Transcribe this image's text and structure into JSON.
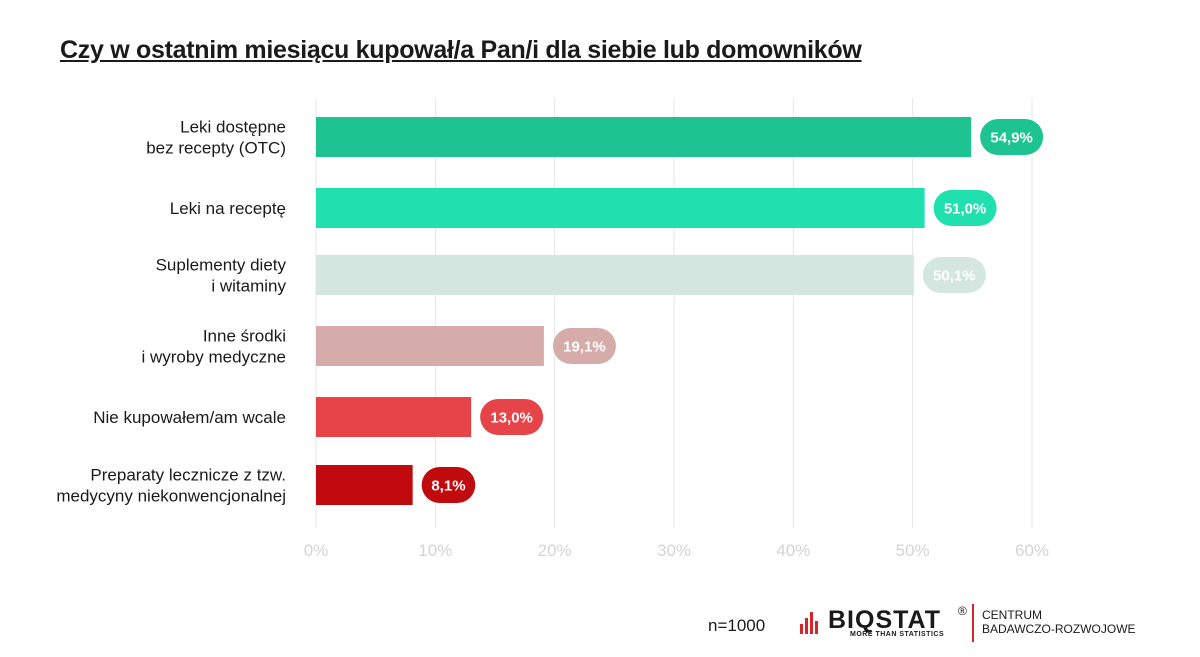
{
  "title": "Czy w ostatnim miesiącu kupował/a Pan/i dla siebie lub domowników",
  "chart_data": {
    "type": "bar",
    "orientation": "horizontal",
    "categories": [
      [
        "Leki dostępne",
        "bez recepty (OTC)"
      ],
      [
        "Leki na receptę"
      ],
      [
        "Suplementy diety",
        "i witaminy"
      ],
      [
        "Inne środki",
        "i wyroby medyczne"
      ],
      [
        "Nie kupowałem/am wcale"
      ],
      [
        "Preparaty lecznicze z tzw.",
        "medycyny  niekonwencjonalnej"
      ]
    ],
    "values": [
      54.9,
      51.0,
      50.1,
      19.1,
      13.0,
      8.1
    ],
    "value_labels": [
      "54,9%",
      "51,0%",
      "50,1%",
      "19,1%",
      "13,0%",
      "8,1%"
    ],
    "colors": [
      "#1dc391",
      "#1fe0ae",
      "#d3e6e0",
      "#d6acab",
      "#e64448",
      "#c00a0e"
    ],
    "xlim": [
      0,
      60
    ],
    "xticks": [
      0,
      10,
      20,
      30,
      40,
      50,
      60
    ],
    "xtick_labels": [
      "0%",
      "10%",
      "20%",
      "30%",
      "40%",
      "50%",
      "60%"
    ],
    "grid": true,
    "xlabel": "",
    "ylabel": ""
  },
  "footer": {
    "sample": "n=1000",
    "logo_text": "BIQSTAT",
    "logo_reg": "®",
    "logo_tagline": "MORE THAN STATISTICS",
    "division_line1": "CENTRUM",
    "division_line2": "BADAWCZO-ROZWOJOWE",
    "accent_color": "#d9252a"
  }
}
____
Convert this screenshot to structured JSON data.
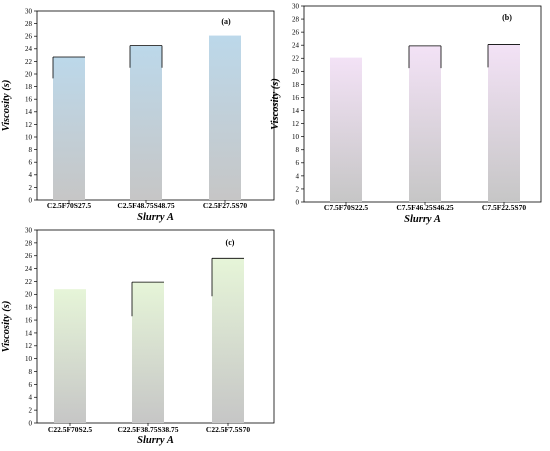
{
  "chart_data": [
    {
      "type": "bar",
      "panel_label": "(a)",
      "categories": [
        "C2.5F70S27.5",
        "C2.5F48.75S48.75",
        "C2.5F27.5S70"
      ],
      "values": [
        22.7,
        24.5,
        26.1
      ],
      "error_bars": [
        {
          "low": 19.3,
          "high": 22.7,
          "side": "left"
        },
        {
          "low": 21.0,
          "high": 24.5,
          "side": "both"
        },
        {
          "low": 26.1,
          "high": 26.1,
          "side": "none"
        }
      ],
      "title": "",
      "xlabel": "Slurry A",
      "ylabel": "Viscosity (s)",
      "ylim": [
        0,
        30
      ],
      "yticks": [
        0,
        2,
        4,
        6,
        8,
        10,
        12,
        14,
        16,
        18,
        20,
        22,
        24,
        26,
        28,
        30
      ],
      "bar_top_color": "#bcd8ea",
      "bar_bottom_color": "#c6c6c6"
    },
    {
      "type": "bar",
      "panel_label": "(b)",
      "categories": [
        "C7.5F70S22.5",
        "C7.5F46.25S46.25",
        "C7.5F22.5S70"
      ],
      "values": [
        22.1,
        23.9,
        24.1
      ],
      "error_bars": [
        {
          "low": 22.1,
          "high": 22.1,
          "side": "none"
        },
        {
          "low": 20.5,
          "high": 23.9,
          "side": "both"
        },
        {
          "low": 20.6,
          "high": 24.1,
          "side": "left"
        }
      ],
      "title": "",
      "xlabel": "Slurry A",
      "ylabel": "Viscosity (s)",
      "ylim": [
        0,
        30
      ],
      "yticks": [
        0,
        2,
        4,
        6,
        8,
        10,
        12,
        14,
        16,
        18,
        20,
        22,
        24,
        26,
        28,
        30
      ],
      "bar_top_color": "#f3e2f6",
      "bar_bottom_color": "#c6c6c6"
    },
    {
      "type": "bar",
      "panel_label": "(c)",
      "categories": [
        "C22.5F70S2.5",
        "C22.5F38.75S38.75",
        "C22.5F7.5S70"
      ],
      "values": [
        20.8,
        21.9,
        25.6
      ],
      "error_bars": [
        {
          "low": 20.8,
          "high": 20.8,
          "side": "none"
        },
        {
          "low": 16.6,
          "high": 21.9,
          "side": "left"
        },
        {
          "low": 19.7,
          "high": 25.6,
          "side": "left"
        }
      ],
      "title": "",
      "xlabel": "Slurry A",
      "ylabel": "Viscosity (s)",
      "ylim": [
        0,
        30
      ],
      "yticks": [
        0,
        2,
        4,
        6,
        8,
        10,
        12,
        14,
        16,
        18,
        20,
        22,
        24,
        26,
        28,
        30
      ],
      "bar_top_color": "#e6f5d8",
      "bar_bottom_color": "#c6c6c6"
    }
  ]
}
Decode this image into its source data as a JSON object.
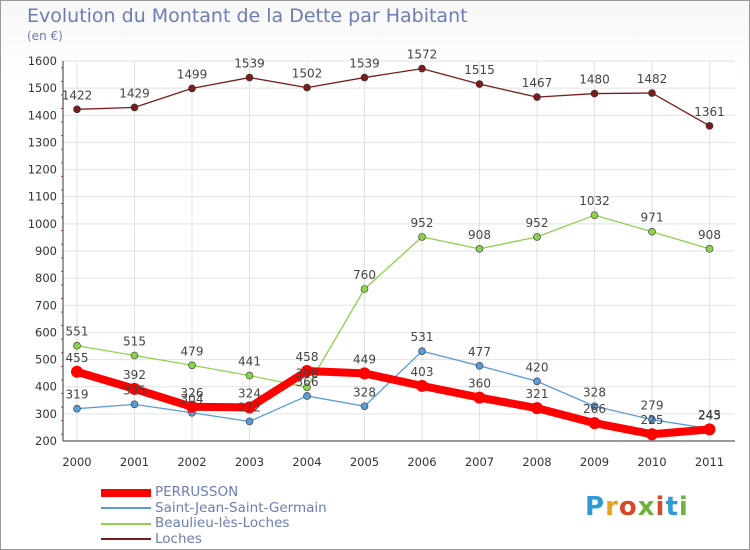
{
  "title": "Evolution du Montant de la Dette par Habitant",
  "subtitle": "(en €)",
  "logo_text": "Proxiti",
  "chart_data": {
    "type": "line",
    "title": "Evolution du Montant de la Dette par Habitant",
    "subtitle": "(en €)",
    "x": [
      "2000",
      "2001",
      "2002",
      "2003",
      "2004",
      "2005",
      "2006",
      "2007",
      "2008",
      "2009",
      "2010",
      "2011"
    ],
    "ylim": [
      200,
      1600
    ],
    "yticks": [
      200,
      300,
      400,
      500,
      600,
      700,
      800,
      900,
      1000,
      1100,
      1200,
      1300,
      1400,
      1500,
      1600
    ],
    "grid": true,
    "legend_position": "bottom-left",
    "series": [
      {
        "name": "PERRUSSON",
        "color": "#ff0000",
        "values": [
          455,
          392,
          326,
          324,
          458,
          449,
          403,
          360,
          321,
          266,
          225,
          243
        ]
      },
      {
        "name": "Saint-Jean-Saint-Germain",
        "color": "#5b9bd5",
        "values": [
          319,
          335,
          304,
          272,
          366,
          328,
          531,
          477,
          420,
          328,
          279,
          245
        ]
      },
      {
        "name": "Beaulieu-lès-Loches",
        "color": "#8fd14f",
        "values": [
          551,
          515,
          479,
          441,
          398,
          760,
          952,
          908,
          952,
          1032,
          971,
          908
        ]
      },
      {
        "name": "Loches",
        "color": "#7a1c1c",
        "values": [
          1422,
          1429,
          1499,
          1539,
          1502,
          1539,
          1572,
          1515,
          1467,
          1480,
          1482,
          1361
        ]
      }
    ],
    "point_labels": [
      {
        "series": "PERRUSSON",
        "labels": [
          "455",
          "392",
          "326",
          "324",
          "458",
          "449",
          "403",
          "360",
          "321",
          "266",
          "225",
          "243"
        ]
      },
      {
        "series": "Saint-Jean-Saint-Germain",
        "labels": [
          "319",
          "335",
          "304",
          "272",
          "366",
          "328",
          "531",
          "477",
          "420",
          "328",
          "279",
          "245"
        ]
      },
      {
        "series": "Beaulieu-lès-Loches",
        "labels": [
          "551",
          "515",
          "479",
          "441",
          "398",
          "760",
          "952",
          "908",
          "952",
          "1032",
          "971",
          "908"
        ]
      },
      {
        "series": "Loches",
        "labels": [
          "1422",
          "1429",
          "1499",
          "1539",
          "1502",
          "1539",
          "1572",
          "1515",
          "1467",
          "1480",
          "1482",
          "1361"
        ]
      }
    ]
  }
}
____
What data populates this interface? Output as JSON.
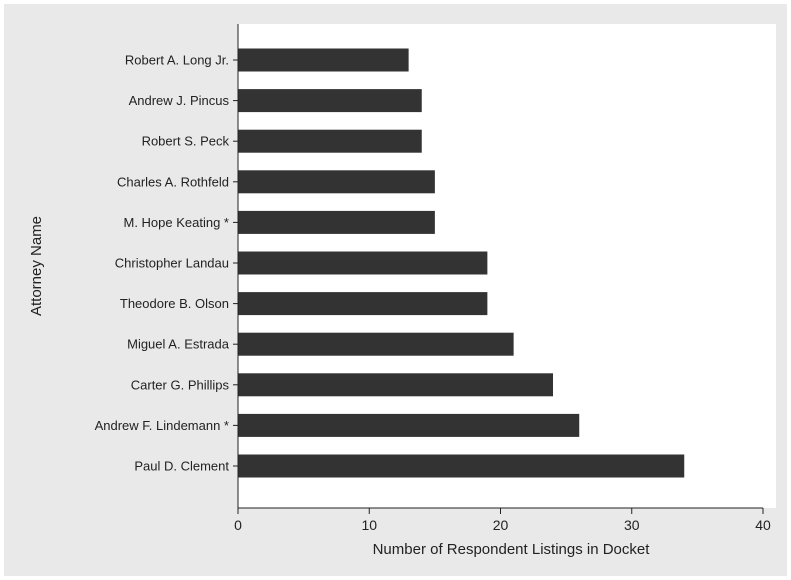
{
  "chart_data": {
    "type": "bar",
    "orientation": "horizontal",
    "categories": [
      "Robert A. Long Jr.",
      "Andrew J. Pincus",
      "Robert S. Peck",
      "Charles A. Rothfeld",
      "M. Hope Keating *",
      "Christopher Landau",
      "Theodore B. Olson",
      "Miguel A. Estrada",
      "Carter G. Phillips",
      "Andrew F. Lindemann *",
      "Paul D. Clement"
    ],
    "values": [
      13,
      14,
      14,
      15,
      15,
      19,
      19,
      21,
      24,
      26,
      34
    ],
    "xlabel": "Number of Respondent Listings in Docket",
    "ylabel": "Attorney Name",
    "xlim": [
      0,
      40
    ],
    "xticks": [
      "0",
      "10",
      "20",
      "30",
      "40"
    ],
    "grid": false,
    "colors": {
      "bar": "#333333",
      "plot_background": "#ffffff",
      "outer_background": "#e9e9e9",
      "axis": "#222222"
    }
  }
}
____
> **GIVEN REQUEST**
Give only the number of lines in the material above that hold the word "image".

> **FINAL RESULT**
2